PROMPT: Set every record down verbatim and omit the pictures.

THE DATA:
_____

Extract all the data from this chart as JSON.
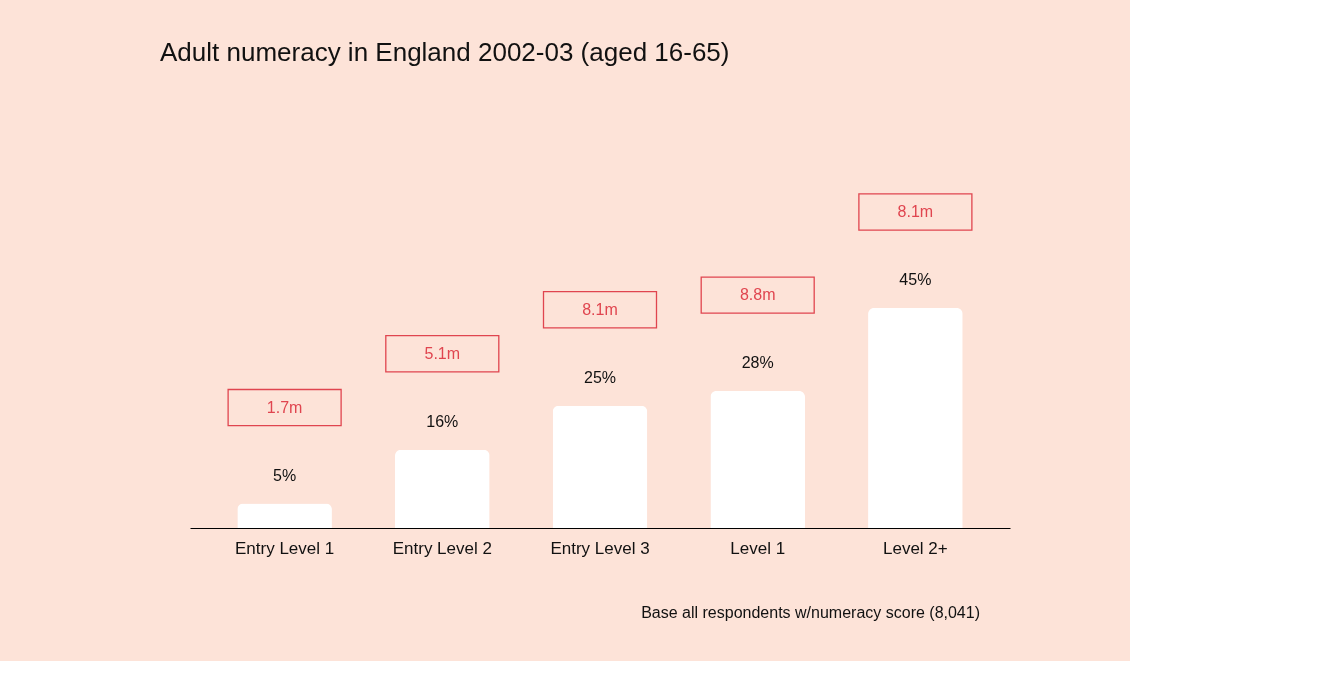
{
  "chart_data": {
    "type": "bar",
    "title": "Adult numeracy in England 2002-03 (aged 16-65)",
    "categories": [
      "Entry Level 1",
      "Entry Level 2",
      "Entry Level 3",
      "Level 1",
      "Level 2+"
    ],
    "values": [
      5,
      16,
      25,
      28,
      45
    ],
    "color": "#ffffff",
    "value_labels": [
      "5%",
      "16%",
      "25%",
      "28%",
      "45%"
    ],
    "annotations": [
      "1.7m",
      "5.1m",
      "8.1m",
      "8.8m",
      "8.1m",
      "Base all respondents w/numeracy score (8,041)"
    ]
  }
}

_____

COMPLETED TASK:
Extract all the data from this chart as JSON.
{
  "chart_data": {
    "type": "bar",
    "title": "Adult numeracy in England 2002-03 (aged 16-65)",
    "categories": [
      "Entry Level 1",
      "Entry Level 2",
      "Entry Level 3",
      "Level 1",
      "Level 2+"
    ],
    "values": [
      5,
      16,
      25,
      28,
      45
    ],
    "color": "#ffffff",
    "value_labels": [
      "5%",
      "16%",
      "25%",
      "28%",
      "45%"
    ],
    "annotations": [
      "1.7m",
      "5.1m",
      "8.1m",
      "8.8m",
      "8.1m",
      "Base all respondents w/numeracy score (8,041)"
    ]
  }
}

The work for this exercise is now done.